__TASK INSTRUCTIONS__
Begin at the line that contains "Transcribe this chart's" and repeat every line from there to the end of the records below, inclusive, without adding any other line.

__RECORDS FOR PROCESSING__
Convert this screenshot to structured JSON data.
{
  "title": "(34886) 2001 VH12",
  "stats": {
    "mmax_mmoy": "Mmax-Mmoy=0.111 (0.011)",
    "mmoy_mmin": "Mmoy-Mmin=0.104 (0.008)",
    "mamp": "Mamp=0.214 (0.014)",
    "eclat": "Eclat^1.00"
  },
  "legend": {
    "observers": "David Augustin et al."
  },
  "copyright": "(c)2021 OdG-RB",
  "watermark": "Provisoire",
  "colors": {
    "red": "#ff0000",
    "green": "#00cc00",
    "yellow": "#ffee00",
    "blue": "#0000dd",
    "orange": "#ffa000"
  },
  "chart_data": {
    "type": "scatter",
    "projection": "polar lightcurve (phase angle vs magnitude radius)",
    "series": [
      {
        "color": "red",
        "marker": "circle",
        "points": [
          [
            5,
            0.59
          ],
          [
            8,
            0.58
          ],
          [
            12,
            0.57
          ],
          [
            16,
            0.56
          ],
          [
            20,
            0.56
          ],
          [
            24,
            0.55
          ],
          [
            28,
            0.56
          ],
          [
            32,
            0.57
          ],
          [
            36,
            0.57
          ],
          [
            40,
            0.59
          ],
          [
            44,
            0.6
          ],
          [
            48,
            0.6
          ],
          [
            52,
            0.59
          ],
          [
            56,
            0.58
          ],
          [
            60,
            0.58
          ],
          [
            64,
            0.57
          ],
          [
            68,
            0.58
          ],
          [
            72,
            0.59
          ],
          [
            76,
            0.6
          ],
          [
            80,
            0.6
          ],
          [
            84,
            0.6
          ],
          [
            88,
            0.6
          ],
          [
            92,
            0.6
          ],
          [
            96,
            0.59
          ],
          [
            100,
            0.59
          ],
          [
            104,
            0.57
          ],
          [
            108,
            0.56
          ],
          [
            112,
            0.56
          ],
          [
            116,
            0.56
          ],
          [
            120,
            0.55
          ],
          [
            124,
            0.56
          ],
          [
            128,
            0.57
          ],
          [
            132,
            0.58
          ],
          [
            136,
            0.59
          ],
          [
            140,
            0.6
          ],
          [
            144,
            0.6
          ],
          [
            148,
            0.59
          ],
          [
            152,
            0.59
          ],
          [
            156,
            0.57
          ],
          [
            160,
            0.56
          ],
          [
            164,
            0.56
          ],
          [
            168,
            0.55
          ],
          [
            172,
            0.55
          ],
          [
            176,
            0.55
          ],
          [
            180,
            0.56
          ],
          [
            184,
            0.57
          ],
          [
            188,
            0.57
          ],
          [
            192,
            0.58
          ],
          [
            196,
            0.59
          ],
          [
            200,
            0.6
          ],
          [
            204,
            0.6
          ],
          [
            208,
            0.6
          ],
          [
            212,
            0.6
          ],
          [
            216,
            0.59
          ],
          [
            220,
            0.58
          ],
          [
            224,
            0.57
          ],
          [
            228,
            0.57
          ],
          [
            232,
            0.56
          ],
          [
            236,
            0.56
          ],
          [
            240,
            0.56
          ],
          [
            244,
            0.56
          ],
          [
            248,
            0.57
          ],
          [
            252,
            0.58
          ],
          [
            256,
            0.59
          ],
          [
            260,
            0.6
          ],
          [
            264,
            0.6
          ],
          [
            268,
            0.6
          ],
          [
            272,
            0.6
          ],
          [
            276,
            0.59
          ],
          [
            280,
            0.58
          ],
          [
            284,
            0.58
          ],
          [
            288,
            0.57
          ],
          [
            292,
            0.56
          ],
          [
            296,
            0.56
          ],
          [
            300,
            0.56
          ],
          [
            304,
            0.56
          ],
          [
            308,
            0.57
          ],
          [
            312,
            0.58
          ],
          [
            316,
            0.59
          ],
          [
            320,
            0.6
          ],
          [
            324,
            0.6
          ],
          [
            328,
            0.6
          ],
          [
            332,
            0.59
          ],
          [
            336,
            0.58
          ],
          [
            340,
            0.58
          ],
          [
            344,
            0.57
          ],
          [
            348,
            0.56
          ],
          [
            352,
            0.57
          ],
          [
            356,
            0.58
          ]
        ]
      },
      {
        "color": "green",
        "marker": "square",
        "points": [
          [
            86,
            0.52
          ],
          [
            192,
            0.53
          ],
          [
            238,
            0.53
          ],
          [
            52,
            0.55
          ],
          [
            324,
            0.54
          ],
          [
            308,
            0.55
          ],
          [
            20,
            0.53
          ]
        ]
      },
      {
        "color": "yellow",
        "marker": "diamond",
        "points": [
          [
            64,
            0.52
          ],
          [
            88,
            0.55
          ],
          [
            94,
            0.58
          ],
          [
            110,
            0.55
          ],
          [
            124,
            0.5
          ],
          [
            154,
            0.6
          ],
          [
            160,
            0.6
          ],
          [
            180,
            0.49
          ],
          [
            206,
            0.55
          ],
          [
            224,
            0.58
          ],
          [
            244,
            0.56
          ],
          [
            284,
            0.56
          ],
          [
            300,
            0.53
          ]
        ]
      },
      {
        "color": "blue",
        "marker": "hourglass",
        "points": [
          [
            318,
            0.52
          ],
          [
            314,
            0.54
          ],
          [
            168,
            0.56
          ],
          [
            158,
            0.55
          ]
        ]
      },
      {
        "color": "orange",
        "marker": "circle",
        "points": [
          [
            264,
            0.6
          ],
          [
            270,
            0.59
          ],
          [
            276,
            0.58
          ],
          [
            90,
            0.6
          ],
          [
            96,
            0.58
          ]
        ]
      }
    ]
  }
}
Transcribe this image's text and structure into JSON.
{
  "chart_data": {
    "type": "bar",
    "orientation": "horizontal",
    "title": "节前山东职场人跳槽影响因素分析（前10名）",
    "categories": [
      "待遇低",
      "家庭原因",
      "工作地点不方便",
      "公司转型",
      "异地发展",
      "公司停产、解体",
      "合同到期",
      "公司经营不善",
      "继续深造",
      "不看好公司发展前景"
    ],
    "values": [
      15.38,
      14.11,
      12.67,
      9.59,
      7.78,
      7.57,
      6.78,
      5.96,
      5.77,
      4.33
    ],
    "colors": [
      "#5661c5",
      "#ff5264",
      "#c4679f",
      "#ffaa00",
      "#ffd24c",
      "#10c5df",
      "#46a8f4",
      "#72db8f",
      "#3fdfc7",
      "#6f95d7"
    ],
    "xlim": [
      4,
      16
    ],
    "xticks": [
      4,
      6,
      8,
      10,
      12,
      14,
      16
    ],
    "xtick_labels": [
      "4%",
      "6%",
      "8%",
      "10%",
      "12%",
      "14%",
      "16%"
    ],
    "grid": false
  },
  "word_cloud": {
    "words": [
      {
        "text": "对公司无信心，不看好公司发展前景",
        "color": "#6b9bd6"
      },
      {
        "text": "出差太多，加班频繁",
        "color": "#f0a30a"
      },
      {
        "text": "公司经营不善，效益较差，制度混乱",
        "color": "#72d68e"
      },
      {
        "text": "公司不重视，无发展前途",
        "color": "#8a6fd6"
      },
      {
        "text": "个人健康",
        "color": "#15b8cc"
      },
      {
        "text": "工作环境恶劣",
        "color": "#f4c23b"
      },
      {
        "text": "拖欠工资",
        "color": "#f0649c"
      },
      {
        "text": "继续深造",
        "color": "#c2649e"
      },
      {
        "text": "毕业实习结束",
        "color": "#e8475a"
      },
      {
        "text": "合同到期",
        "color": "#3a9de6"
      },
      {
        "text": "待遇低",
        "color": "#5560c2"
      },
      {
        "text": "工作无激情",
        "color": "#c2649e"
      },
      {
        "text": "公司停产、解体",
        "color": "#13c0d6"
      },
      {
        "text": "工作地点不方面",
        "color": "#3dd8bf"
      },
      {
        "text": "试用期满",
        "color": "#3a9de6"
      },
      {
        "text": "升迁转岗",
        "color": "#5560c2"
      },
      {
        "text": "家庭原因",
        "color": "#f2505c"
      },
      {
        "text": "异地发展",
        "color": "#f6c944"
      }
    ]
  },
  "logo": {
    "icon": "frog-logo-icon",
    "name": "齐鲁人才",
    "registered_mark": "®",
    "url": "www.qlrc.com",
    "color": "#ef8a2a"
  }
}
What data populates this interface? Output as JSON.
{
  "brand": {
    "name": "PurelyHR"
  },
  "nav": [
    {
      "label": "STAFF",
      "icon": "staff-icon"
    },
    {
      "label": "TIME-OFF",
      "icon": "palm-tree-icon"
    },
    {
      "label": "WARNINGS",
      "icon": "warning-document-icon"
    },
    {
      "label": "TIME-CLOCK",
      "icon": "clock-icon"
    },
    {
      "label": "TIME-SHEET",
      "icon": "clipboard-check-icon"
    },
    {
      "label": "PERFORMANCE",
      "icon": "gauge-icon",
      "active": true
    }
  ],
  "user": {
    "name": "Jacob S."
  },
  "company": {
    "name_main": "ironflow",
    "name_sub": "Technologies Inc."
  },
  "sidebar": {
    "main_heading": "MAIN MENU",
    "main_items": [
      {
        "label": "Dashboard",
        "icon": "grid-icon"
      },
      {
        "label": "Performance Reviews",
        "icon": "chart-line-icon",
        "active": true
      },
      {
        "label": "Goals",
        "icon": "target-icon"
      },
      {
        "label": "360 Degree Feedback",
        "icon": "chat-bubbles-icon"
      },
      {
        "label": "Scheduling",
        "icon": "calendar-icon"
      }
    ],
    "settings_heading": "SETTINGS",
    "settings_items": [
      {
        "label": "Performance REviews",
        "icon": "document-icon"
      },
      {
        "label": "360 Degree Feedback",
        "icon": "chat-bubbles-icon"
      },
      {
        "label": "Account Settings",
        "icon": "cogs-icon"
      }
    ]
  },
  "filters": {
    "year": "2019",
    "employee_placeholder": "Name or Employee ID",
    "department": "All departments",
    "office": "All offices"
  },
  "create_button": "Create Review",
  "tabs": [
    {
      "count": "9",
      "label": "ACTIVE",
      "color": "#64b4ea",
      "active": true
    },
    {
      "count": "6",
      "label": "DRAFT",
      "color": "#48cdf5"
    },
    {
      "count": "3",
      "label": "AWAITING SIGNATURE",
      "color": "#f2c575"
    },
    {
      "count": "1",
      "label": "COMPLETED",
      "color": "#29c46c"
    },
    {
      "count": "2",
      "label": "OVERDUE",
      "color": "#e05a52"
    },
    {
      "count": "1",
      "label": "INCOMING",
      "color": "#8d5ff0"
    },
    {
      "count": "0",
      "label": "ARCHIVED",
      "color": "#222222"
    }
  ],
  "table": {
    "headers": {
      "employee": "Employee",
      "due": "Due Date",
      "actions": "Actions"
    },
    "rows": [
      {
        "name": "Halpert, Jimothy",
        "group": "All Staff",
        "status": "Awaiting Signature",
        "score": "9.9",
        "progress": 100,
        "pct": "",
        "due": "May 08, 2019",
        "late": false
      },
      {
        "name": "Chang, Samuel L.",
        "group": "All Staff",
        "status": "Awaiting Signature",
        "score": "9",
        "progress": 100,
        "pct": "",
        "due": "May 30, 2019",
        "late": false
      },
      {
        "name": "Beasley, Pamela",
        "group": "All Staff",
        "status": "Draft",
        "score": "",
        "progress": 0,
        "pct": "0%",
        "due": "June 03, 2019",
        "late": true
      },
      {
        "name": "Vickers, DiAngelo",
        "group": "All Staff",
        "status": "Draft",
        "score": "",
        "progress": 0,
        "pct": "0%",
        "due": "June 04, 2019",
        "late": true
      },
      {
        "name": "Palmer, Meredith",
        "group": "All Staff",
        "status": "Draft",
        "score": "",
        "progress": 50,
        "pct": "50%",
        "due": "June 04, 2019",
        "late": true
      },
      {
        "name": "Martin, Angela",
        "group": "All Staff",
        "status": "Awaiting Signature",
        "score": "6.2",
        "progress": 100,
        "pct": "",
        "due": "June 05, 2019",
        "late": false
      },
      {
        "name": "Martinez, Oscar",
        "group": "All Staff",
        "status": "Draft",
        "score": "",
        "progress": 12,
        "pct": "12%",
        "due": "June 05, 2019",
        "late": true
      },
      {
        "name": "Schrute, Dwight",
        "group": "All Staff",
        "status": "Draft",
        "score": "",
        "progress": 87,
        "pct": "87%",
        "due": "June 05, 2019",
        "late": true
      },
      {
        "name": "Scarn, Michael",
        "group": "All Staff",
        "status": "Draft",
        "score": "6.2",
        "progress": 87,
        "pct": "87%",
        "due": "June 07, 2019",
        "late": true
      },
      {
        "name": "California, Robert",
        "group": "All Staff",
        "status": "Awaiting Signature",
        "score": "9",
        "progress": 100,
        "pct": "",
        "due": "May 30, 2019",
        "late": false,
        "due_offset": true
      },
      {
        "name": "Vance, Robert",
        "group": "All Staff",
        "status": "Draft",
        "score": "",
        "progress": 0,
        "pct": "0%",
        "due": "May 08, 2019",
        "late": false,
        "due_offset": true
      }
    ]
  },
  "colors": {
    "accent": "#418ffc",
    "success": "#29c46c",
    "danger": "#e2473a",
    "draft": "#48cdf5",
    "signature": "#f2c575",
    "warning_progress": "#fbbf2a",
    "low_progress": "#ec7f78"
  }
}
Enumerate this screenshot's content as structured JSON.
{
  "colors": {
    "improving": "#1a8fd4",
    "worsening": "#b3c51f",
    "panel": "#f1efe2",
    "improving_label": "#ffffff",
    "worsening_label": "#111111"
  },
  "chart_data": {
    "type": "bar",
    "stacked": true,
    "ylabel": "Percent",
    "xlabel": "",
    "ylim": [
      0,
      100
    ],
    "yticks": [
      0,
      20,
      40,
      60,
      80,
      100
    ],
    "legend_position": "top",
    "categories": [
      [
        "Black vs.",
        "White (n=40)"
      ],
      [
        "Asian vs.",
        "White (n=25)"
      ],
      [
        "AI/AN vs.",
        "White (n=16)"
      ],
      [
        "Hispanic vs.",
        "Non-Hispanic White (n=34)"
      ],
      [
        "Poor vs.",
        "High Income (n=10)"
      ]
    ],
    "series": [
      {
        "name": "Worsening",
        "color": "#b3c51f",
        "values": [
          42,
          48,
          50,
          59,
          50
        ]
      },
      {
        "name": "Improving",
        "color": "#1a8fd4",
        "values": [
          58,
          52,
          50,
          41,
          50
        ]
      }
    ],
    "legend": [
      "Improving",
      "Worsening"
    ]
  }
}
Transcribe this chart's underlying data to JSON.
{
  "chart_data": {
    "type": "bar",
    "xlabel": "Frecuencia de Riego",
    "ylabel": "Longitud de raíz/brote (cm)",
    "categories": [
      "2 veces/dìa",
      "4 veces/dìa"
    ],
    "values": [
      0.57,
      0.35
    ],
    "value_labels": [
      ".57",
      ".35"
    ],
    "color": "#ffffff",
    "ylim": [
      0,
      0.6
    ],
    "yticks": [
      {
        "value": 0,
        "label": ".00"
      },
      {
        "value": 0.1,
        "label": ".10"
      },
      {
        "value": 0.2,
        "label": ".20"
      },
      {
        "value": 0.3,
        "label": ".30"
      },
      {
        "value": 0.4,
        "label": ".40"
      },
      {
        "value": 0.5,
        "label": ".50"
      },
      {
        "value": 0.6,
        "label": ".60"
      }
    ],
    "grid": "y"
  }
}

__FINISHED EXERCISE__
Transcribe this chart's underlying data to JSON.
{
  "chart_data": {
    "type": "bar",
    "xlabel": "Frecuencia de Riego",
    "ylabel": "Longitud de raíz/brote (cm)",
    "categories": [
      "2 veces/dìa",
      "4 veces/dìa"
    ],
    "values": [
      0.57,
      0.35
    ],
    "value_labels": [
      ".57",
      ".35"
    ],
    "color": "#ffffff",
    "ylim": [
      0,
      0.6
    ],
    "yticks": [
      {
        "value": 0,
        "label": ".00"
      },
      {
        "value": 0.1,
        "label": ".10"
      },
      {
        "value": 0.2,
        "label": ".20"
      },
      {
        "value": 0.3,
        "label": ".30"
      },
      {
        "value": 0.4,
        "label": ".40"
      },
      {
        "value": 0.5,
        "label": ".50"
      },
      {
        "value": 0.6,
        "label": ".60"
      }
    ],
    "grid": "y"
  }
}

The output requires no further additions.